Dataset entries
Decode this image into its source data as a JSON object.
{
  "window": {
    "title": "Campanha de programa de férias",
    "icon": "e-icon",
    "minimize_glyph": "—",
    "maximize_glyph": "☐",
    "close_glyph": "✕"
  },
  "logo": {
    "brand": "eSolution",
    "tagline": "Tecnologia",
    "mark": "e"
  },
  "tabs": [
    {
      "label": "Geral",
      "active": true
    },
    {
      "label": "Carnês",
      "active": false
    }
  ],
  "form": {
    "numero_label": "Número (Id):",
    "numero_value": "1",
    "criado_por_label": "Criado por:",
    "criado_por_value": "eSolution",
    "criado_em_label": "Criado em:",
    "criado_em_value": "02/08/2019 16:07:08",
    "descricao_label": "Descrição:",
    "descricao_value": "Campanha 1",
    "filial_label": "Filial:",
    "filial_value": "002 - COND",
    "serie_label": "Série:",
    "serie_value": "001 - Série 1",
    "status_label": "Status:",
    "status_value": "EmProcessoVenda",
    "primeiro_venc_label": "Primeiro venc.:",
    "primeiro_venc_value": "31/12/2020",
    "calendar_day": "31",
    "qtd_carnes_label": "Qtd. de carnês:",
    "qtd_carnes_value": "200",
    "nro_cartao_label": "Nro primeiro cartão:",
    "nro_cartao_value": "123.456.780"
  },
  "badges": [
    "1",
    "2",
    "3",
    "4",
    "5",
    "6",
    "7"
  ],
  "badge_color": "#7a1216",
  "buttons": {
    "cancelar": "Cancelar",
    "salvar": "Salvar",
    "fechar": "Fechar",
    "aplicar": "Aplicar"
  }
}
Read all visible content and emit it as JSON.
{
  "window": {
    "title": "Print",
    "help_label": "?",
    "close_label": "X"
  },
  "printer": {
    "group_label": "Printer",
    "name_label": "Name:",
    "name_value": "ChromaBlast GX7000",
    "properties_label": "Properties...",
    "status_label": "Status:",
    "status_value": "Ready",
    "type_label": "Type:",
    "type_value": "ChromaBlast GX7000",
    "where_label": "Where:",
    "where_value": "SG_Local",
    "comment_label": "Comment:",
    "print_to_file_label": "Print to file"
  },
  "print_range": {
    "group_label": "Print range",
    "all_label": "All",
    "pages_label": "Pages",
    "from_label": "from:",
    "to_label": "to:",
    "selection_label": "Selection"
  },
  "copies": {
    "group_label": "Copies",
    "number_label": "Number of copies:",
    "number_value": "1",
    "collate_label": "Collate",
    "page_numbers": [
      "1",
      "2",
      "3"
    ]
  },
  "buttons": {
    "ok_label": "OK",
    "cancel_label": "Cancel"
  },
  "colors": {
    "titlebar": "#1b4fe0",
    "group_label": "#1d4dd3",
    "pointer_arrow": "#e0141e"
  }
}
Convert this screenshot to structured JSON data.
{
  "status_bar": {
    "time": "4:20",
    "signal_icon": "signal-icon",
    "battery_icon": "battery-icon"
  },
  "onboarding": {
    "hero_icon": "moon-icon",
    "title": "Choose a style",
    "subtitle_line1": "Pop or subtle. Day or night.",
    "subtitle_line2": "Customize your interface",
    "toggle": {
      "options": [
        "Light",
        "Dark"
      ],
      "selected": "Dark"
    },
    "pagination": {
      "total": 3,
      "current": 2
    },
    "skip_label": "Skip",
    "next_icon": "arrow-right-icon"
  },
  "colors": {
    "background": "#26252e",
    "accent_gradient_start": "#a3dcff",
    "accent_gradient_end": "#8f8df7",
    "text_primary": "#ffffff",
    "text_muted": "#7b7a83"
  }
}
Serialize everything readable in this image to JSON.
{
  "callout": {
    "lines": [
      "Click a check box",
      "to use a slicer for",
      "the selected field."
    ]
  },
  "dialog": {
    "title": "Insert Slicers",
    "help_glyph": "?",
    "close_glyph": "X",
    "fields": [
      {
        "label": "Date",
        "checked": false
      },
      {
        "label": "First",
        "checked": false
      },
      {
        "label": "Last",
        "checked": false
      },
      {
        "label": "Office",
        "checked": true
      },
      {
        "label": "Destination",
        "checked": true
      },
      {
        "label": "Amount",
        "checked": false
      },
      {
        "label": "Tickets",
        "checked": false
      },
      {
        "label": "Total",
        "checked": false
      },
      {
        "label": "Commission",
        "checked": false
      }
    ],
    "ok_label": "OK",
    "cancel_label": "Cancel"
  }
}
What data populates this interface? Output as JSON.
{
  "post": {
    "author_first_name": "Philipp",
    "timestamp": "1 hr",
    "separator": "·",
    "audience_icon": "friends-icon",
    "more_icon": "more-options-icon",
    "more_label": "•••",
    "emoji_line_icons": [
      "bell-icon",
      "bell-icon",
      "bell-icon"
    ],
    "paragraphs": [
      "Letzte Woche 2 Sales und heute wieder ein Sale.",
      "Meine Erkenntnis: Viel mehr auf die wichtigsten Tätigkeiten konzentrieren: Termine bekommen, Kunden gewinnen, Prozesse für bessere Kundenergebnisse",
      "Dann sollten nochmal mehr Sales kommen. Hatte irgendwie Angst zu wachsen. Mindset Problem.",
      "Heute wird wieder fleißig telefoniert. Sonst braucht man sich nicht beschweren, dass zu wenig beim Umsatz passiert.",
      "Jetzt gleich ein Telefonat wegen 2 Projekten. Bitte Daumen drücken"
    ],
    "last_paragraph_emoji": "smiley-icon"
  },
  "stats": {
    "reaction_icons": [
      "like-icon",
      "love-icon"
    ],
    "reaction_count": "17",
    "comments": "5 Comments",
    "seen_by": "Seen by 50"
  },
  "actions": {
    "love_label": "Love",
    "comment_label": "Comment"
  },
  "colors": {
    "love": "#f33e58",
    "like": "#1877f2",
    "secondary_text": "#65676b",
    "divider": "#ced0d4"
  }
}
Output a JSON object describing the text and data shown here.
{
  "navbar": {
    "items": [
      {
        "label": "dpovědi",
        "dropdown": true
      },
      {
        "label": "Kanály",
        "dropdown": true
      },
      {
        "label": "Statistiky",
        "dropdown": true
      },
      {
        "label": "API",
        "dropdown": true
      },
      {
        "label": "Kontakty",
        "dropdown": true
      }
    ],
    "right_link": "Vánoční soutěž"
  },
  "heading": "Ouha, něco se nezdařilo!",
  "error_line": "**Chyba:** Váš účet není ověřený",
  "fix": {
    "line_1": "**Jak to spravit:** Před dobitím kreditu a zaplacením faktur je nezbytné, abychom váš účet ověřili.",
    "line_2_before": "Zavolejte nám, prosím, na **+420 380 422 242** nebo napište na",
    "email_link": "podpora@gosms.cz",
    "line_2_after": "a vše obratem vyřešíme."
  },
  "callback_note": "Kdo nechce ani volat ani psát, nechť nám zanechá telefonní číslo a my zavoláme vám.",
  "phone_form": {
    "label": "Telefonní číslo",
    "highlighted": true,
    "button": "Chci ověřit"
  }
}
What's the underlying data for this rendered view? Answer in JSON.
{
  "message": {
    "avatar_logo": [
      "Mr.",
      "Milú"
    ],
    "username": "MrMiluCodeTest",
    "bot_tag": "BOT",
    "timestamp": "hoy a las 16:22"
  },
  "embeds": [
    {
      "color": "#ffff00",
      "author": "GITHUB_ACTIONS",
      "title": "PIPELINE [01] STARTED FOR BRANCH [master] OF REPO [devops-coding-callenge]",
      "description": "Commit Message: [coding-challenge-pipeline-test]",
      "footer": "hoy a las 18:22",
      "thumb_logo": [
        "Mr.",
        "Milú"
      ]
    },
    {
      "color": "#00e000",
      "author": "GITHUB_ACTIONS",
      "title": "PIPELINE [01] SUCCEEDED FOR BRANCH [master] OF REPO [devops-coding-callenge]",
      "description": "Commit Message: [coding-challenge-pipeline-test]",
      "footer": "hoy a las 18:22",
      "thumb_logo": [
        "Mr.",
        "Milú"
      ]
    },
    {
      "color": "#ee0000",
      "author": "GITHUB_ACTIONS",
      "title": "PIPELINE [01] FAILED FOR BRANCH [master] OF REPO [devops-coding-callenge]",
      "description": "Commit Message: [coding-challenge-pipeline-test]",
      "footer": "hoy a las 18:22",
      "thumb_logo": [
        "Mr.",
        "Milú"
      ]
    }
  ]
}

▸ **Task instructions**
Repeat exactly, and only, the lines from the line with "What's the underlying" through the end of the listing above, both ends included.

▸ **Task result**
What's the underlying data for this rendered view? Answer in JSON.
{
  "message": {
    "avatar_logo": [
      "Mr.",
      "Milú"
    ],
    "username": "MrMiluCodeTest",
    "bot_tag": "BOT",
    "timestamp": "hoy a las 16:22"
  },
  "embeds": [
    {
      "color": "#ffff00",
      "author": "GITHUB_ACTIONS",
      "title": "PIPELINE [01] STARTED FOR BRANCH [master] OF REPO [devops-coding-callenge]",
      "description": "Commit Message: [coding-challenge-pipeline-test]",
      "footer": "hoy a las 18:22",
      "thumb_logo": [
        "Mr.",
        "Milú"
      ]
    },
    {
      "color": "#00e000",
      "author": "GITHUB_ACTIONS",
      "title": "PIPELINE [01] SUCCEEDED FOR BRANCH [master] OF REPO [devops-coding-callenge]",
      "description": "Commit Message: [coding-challenge-pipeline-test]",
      "footer": "hoy a las 18:22",
      "thumb_logo": [
        "Mr.",
        "Milú"
      ]
    },
    {
      "color": "#ee0000",
      "author": "GITHUB_ACTIONS",
      "title": "PIPELINE [01] FAILED FOR BRANCH [master] OF REPO [devops-coding-callenge]",
      "description": "Commit Message: [coding-challenge-pipeline-test]",
      "footer": "hoy a las 18:22",
      "thumb_logo": [
        "Mr.",
        "Milú"
      ]
    }
  ]
}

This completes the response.